■ **What the task requires**
Count how many lines hold the word "termici" and give that number as the whole answer.

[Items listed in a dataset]
## BEGIN

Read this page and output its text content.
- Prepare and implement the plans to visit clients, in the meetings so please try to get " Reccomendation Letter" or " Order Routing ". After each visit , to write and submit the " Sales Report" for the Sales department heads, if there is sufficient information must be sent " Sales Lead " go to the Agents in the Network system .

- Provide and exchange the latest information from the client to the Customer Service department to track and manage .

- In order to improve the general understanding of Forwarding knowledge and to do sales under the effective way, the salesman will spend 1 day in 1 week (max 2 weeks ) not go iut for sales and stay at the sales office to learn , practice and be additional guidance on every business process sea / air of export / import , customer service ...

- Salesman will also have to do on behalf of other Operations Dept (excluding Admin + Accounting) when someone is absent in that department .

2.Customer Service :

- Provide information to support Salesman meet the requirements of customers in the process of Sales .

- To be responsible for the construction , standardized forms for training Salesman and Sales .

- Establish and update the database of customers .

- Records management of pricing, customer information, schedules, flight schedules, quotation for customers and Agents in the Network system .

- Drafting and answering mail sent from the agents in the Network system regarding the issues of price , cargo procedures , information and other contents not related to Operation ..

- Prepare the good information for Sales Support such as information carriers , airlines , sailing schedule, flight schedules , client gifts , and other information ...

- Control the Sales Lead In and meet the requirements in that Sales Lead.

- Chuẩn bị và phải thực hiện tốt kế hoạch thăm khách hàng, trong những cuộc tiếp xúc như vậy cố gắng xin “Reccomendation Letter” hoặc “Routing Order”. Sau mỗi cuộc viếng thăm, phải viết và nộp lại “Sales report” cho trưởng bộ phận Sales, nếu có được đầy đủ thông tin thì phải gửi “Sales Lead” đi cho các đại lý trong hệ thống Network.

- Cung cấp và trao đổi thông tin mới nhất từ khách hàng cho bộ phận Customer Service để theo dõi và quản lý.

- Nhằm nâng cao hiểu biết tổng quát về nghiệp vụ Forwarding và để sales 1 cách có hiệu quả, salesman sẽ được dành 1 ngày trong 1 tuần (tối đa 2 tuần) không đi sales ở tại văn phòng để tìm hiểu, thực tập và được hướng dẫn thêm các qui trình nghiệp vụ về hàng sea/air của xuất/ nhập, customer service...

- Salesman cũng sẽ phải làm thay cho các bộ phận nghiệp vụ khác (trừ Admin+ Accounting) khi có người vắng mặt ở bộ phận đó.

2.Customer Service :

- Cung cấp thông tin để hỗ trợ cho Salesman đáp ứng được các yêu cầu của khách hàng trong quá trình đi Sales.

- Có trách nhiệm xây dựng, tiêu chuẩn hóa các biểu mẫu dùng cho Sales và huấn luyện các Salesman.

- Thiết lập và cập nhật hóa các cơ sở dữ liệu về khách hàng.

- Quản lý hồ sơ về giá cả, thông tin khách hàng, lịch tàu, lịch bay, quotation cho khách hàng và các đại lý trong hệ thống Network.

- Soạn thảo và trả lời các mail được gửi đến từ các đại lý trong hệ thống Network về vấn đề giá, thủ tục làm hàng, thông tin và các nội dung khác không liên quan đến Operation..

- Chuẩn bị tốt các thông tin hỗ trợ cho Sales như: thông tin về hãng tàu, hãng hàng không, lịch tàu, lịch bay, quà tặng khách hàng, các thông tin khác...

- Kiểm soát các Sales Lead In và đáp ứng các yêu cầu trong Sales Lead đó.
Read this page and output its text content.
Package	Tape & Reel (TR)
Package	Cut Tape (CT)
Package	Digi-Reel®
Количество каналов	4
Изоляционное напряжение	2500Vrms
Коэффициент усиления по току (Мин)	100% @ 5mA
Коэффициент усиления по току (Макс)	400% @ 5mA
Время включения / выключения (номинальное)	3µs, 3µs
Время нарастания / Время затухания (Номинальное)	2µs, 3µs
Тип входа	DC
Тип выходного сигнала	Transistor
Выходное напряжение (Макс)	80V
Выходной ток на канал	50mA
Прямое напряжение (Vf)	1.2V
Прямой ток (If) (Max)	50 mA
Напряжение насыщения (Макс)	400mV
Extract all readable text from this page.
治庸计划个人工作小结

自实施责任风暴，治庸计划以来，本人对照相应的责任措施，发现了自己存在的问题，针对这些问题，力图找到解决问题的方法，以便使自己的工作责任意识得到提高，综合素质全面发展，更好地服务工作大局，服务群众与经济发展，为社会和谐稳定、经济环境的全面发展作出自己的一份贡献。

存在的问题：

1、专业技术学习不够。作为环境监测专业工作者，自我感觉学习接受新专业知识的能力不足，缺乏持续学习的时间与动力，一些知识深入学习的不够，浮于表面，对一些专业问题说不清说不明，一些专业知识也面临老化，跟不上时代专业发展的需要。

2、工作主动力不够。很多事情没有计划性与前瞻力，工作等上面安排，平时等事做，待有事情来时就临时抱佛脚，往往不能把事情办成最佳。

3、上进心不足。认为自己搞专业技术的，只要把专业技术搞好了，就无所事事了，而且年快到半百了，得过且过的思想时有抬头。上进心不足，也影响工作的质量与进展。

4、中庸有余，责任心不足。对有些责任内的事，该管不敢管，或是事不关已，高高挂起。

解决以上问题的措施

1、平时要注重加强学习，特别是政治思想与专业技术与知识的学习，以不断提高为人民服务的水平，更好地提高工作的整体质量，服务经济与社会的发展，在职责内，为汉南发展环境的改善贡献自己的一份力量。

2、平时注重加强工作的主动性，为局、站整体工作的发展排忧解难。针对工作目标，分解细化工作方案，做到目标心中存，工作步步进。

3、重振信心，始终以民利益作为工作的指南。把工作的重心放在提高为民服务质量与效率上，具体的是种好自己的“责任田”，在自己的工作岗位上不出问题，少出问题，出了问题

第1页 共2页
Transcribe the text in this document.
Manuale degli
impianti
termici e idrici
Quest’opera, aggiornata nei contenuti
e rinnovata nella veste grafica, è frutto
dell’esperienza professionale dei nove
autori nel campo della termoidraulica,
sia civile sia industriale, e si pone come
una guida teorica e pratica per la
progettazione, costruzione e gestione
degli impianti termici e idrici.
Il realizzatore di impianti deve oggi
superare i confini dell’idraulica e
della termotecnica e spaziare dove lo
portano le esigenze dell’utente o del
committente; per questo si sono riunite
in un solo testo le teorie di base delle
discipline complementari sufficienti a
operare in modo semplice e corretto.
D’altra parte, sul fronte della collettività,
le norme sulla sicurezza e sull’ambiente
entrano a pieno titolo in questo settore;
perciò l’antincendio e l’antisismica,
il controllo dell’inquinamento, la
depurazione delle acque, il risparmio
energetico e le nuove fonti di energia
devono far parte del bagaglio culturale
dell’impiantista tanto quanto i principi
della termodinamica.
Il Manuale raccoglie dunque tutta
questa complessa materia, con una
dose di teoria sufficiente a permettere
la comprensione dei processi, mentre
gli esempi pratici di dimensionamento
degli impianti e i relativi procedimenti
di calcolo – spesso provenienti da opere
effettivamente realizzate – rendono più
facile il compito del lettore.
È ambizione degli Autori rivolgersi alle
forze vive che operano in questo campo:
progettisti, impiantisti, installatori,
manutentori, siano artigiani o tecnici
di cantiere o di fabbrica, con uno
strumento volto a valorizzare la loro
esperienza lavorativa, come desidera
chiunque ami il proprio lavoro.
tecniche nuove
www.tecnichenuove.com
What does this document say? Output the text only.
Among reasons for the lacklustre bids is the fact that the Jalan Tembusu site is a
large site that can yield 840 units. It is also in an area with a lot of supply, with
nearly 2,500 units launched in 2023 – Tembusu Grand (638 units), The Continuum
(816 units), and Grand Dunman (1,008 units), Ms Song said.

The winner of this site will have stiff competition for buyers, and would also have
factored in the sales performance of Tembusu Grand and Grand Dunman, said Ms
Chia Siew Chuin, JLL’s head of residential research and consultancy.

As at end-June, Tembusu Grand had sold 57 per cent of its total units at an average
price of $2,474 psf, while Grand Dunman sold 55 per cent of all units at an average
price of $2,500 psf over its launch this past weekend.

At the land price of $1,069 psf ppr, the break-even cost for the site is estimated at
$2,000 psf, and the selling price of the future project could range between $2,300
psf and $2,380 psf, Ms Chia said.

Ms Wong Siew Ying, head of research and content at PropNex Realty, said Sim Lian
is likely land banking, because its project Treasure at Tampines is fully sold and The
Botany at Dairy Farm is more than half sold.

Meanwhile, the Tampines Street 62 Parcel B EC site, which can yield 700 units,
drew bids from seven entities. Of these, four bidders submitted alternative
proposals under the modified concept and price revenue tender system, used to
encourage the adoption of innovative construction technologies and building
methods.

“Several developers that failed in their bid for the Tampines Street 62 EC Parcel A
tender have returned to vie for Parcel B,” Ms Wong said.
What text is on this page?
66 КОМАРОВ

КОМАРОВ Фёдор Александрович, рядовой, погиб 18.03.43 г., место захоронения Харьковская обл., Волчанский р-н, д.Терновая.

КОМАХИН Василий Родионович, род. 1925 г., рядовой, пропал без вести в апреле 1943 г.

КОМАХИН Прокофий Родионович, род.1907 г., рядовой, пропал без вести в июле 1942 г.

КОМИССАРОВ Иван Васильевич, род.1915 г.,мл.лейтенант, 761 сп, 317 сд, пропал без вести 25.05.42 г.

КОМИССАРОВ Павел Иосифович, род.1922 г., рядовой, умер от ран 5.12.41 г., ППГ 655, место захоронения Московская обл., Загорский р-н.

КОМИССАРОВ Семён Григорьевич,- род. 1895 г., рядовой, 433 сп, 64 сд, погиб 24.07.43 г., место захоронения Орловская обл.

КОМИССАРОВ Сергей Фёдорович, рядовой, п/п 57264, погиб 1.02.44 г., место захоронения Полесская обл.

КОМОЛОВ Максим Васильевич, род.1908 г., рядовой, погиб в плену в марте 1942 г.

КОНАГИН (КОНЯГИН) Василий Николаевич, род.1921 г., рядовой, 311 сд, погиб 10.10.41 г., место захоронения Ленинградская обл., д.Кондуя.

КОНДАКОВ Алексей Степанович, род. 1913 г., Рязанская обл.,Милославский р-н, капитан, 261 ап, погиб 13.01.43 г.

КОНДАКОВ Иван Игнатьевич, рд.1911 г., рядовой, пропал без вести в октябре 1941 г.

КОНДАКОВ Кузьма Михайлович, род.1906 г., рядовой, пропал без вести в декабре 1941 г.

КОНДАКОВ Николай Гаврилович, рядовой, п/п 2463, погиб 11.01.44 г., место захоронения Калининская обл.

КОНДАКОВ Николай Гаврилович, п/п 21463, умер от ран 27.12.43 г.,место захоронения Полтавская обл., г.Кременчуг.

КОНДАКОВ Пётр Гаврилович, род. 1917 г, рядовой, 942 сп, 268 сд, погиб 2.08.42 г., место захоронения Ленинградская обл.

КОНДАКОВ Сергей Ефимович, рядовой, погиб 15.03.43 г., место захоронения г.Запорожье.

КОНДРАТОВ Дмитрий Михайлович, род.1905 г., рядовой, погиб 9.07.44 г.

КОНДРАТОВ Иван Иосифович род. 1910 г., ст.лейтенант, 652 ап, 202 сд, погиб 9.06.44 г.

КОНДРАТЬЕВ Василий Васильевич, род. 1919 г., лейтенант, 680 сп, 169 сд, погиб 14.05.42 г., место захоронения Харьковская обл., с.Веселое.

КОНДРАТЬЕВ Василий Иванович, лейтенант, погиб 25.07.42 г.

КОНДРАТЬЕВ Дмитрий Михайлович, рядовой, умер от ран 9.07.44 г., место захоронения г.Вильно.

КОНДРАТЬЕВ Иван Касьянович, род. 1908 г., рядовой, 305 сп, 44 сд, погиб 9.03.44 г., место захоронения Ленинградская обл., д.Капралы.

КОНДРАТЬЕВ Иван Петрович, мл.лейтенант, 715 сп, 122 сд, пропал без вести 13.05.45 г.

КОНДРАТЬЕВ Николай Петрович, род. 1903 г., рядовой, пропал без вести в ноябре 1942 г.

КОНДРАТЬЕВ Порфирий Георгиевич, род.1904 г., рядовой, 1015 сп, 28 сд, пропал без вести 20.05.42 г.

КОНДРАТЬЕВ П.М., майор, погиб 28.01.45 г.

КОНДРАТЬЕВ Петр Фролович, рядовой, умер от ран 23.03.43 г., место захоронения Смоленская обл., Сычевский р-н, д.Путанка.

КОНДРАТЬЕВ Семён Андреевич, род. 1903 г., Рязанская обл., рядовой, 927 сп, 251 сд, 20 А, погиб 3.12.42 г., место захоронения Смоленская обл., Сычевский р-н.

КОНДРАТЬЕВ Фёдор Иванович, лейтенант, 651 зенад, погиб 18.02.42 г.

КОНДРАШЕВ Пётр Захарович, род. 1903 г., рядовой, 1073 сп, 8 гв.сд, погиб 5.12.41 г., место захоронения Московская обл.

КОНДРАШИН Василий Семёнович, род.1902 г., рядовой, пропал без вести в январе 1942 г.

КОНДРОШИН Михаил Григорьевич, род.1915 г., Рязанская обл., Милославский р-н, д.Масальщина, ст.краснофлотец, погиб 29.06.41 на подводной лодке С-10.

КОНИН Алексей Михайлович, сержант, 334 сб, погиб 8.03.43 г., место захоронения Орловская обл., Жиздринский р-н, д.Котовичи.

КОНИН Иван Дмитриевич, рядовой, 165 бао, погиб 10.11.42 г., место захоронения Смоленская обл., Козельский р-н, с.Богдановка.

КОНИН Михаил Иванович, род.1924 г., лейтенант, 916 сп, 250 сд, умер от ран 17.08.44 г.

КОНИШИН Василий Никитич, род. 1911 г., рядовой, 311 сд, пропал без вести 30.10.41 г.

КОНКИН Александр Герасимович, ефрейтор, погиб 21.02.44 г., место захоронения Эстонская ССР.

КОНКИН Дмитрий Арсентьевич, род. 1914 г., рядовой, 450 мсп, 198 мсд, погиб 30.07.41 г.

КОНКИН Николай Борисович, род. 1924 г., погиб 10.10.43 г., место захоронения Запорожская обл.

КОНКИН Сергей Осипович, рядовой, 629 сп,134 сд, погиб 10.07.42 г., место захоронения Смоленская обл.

## END

■ **Right answer**
2